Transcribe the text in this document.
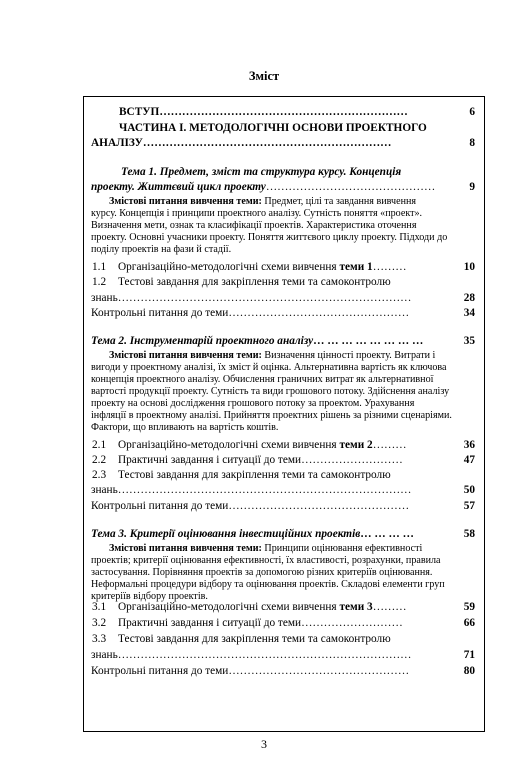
Зміст
ВСТУП…………………………………………………………	6
ЧАСТИНА І. МЕТОДОЛОГІЧНІ ОСНОВИ ПРОЕКТНОГО
АНАЛІЗУ…………………………………………………………	8
Тема 1. Предмет, зміст та структура курсу. Концепція
проекту. Життєвий цикл проекту………………………………………	9
Змістові питання вивчення теми: Предмет, цілі та завдання вивчення
курсу. Концепція і принципи проектного аналізу. Сутність поняття «проект».
Визначення мети, ознак та класифікації проектів. Характеристика оточення
проекту. Основні учасники проекту. Поняття життєвого циклу проекту. Підходи до
поділу проектів на фази й стадії.
1.1 Організаційно-методологічні схеми вивчення теми 1………	10
1.2 Тестові завдання для закріплення теми та самоконтролю
знань……………………………………………………………………	28
Контрольні питання до теми…………………………………………	34
Тема 2. Інструментарій проектного аналізу… … … … … … … …	35
Змістові питання вивчення теми: Визначення цінності проекту. Витрати і
вигоди у проектному аналізі, їх зміст й оцінка. Альтернативна вартість як ключова
концепція проектного аналізу. Обчислення граничних витрат як альтернативної
вартості продукції проекту. Сутність та види грошового потоку. Здійснення аналізу
проекту на основі дослідження грошового потоку за проектом. Урахування
інфляції в проектному аналізі. Прийняття проектних рішень за різними сценаріями.
Фактори, що впливають на вартість коштів.
2.1 Організаційно-методологічні схеми вивчення теми 2………	36
2.2 Практичні завдання і ситуації до теми………………………	47
2.3 Тестові завдання для закріплення теми та самоконтролю
знань……………………………………………………………………	50
Контрольні питання до теми…………………………………………	57
Тема 3. Критерії оцінювання інвестиційних проектів… … … …	58
Змістові питання вивчення теми: Принципи оцінювання ефективності
проектів; критерії оцінювання ефективності, їх властивості, розрахунки, правила
застосування. Порівняння проектів за допомогою різних критеріїв оцінювання.
Неформальні процедури відбору та оцінювання проектів. Складові елементи груп
критеріїв відбору проектів.
3.1 Організаційно-методологічні схеми вивчення теми 3………	59
3.2 Практичні завдання і ситуації до теми………………………	66
3.3 Тестові завдання для закріплення теми та самоконтролю
знань……………………………………………………………………	71
Контрольні питання до теми…………………………………………	80
3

+===+

**PROBLEM REQUIREMENTS:** Skipping the pictures, transcribe each line above exactly as it appears.

**EXERCISE RESULT:**
Transcribe the text in this document.
Зміст
ВСТУП…………………………………………………………	6
ЧАСТИНА І. МЕТОДОЛОГІЧНІ ОСНОВИ ПРОЕКТНОГО
АНАЛІЗУ…………………………………………………………	8
Тема 1. Предмет, зміст та структура курсу. Концепція
проекту. Життєвий цикл проекту………………………………………	9
Змістові питання вивчення теми: Предмет, цілі та завдання вивчення
курсу. Концепція і принципи проектного аналізу. Сутність поняття «проект».
Визначення мети, ознак та класифікації проектів. Характеристика оточення
проекту. Основні учасники проекту. Поняття життєвого циклу проекту. Підходи до
поділу проектів на фази й стадії.
1.1 Організаційно-методологічні схеми вивчення теми 1………	10
1.2 Тестові завдання для закріплення теми та самоконтролю
знань……………………………………………………………………	28
Контрольні питання до теми…………………………………………	34
Тема 2. Інструментарій проектного аналізу… … … … … … … …	35
Змістові питання вивчення теми: Визначення цінності проекту. Витрати і
вигоди у проектному аналізі, їх зміст й оцінка. Альтернативна вартість як ключова
концепція проектного аналізу. Обчислення граничних витрат як альтернативної
вартості продукції проекту. Сутність та види грошового потоку. Здійснення аналізу
проекту на основі дослідження грошового потоку за проектом. Урахування
інфляції в проектному аналізі. Прийняття проектних рішень за різними сценаріями.
Фактори, що впливають на вартість коштів.
2.1 Організаційно-методологічні схеми вивчення теми 2………	36
2.2 Практичні завдання і ситуації до теми………………………	47
2.3 Тестові завдання для закріплення теми та самоконтролю
знань……………………………………………………………………	50
Контрольні питання до теми…………………………………………	57
Тема 3. Критерії оцінювання інвестиційних проектів… … … …	58
Змістові питання вивчення теми: Принципи оцінювання ефективності
проектів; критерії оцінювання ефективності, їх властивості, розрахунки, правила
застосування. Порівняння проектів за допомогою різних критеріїв оцінювання.
Неформальні процедури відбору та оцінювання проектів. Складові елементи груп
критеріїв відбору проектів.
3.1 Організаційно-методологічні схеми вивчення теми 3………	59
3.2 Практичні завдання і ситуації до теми………………………	66
3.3 Тестові завдання для закріплення теми та самоконтролю
знань……………………………………………………………………	71
Контрольні питання до теми…………………………………………	80
3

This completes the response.